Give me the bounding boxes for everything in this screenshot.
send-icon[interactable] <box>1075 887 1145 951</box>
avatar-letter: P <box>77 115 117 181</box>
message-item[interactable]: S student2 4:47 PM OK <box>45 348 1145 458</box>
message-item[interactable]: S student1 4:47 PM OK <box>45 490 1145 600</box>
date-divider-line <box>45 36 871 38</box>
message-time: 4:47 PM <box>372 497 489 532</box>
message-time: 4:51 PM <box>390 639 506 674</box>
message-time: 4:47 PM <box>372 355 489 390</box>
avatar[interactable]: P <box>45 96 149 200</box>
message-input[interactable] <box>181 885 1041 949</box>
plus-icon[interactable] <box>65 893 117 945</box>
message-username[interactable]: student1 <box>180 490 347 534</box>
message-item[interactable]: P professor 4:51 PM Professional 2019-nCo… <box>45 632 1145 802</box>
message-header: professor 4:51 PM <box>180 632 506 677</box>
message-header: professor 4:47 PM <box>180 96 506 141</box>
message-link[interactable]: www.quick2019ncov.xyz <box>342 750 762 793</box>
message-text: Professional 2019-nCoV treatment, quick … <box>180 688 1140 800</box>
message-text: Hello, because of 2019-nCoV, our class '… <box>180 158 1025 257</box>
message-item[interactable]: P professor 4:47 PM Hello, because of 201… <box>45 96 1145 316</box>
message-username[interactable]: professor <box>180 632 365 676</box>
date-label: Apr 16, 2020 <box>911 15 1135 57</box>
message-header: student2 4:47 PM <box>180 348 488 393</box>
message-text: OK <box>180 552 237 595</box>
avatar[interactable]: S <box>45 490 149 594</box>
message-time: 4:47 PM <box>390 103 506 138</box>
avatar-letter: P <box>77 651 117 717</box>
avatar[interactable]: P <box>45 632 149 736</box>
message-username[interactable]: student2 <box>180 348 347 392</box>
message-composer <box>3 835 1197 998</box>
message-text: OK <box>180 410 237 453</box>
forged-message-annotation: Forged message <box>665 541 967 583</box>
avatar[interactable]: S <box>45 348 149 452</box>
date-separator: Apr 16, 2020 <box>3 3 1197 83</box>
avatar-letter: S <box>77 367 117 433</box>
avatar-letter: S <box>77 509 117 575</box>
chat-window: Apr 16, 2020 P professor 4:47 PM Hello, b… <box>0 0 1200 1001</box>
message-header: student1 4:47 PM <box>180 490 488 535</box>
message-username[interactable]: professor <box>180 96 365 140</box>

────────

**SET TASK:**
Quote the lines from the beginning of the records through the one containing "message-item[interactable]: P professor 4:47", keeping both of those lines and reproducing each one without change.

**SOLVED PROBLEM:**
Give me the bounding boxes for everything in this screenshot.
send-icon[interactable] <box>1075 887 1145 951</box>
avatar-letter: P <box>77 115 117 181</box>
message-item[interactable]: S student2 4:47 PM OK <box>45 348 1145 458</box>
message-item[interactable]: S student1 4:47 PM OK <box>45 490 1145 600</box>
date-divider-line <box>45 36 871 38</box>
message-time: 4:47 PM <box>372 497 489 532</box>
message-time: 4:51 PM <box>390 639 506 674</box>
message-time: 4:47 PM <box>372 355 489 390</box>
avatar[interactable]: P <box>45 96 149 200</box>
message-input[interactable] <box>181 885 1041 949</box>
plus-icon[interactable] <box>65 893 117 945</box>
message-username[interactable]: student1 <box>180 490 347 534</box>
message-item[interactable]: P professor 4:51 PM Professional 2019-nCo… <box>45 632 1145 802</box>
message-header: professor 4:51 PM <box>180 632 506 677</box>
message-header: professor 4:47 PM <box>180 96 506 141</box>
message-link[interactable]: www.quick2019ncov.xyz <box>342 750 762 793</box>
message-text: Professional 2019-nCoV treatment, quick … <box>180 688 1140 800</box>
message-text: Hello, because of 2019-nCoV, our class '… <box>180 158 1025 257</box>
message-item[interactable]: P professor 4:47 PM Hello, because of 201… <box>45 96 1145 316</box>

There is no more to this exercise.